(Stored records)

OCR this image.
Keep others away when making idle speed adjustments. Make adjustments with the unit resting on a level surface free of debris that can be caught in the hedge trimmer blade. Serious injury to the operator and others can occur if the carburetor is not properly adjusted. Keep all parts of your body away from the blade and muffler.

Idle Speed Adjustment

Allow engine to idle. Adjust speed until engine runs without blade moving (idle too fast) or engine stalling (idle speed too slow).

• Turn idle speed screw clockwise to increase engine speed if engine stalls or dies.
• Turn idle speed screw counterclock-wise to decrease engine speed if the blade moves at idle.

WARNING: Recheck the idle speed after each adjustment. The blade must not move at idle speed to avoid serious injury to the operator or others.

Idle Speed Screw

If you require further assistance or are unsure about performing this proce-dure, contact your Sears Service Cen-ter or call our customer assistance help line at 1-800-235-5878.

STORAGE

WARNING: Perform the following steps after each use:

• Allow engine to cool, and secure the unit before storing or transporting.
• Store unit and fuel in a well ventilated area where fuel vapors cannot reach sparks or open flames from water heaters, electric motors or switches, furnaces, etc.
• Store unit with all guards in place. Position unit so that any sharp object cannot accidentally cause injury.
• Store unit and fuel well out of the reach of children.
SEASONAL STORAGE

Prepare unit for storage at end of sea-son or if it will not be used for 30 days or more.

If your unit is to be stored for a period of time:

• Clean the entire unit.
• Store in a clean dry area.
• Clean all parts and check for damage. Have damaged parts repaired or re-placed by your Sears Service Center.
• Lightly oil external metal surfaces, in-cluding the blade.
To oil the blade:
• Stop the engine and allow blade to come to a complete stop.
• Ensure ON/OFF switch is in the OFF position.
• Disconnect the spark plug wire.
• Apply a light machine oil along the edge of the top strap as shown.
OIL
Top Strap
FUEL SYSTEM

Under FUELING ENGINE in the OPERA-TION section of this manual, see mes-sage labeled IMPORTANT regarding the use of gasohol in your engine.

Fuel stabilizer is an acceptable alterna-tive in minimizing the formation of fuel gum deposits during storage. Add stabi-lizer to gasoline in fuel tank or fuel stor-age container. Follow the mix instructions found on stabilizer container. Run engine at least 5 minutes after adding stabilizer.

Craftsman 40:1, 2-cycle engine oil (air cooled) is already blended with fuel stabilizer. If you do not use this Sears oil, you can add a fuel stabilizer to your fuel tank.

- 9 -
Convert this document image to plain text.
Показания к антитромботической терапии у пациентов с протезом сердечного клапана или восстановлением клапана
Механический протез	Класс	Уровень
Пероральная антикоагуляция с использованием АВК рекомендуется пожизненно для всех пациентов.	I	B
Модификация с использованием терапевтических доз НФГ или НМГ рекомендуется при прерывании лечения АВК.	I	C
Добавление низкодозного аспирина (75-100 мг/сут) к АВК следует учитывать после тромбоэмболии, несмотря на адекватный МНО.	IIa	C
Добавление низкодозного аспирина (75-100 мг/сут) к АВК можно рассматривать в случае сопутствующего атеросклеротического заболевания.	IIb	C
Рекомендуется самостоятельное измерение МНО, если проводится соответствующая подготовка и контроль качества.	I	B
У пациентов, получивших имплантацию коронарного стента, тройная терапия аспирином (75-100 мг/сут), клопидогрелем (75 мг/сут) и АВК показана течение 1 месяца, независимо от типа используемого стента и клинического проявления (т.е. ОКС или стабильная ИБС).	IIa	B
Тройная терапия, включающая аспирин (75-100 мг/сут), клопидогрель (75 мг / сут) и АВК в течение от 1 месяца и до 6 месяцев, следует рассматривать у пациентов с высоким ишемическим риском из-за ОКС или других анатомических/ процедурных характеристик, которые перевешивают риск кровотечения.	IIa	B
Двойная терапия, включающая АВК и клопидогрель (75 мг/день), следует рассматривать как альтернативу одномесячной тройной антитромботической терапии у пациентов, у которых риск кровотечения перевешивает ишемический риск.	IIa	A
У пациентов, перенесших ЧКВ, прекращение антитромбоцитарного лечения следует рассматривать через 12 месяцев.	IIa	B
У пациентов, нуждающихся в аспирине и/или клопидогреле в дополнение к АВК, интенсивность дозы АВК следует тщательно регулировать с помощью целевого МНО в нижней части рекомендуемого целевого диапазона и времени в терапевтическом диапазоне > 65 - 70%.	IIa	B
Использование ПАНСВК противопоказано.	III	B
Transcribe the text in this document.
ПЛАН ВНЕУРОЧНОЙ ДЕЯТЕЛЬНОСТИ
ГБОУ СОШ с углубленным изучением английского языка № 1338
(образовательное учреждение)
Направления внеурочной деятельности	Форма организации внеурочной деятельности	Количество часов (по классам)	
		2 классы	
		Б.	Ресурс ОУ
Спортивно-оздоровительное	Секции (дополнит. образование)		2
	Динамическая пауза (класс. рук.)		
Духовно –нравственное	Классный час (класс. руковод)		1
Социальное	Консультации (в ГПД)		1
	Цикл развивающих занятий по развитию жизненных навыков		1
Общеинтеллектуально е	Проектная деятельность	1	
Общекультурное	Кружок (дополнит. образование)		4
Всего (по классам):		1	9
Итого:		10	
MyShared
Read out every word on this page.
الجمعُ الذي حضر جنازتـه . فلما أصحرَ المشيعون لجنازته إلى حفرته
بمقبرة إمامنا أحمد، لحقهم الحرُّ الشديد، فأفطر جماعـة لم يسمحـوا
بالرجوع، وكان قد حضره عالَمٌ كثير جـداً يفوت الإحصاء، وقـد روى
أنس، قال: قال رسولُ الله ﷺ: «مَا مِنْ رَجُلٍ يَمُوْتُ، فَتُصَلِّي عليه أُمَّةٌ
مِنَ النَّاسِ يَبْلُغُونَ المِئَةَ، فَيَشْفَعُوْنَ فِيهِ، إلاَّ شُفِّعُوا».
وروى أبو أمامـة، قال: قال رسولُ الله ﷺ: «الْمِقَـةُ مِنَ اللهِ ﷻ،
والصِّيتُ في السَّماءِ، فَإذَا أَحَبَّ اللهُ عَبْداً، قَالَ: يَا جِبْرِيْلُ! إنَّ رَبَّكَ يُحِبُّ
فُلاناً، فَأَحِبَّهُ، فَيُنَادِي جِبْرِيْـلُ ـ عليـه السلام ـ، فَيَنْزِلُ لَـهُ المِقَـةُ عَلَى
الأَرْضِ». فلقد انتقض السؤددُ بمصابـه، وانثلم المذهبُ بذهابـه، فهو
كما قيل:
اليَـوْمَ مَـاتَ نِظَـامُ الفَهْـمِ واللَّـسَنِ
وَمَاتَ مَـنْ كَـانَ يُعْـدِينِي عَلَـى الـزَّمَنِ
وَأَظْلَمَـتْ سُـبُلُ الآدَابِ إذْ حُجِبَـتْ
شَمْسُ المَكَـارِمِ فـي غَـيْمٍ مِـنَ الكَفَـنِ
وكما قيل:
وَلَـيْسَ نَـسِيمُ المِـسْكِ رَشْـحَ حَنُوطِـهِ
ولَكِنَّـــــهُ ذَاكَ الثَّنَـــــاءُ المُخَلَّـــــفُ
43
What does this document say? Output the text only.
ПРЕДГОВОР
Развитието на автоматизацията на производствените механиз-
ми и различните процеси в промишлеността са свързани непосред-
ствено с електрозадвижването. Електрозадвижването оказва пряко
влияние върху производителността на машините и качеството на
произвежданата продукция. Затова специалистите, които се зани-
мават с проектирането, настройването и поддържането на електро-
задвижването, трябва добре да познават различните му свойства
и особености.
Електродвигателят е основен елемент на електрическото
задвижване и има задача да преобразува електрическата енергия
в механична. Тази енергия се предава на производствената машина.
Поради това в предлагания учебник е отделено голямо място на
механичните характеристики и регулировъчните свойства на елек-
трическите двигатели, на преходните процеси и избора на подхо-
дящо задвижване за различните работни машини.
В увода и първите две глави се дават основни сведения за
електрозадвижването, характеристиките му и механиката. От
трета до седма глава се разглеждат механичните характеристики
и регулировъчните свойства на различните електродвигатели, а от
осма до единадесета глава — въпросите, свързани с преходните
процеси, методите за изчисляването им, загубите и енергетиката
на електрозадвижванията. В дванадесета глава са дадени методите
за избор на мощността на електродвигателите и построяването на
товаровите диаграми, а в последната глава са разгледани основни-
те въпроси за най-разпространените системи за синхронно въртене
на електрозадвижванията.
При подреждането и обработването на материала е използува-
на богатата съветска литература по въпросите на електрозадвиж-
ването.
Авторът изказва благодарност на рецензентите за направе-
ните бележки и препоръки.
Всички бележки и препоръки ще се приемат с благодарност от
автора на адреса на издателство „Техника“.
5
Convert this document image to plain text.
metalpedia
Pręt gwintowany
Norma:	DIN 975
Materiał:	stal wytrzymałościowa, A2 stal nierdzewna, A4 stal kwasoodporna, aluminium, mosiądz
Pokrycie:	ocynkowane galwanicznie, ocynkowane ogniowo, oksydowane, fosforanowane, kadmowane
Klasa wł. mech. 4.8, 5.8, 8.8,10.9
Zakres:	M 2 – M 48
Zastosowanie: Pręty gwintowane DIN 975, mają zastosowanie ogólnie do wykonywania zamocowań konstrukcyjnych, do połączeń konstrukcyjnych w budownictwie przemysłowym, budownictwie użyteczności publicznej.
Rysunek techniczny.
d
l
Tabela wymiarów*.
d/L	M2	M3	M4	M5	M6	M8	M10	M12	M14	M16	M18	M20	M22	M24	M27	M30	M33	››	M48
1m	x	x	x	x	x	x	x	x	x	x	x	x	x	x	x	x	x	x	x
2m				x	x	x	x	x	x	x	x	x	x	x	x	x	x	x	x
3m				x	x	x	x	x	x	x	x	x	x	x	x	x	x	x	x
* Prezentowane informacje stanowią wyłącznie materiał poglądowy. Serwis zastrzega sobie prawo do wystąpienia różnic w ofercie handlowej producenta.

Task brief | Pull out every line holding "document" from the records above, and copy it.

Finished task |
Convert this document image to plain text.
Transcribe the text in this document.
What does this document say? Output the text only.
Convert this document image to plain text.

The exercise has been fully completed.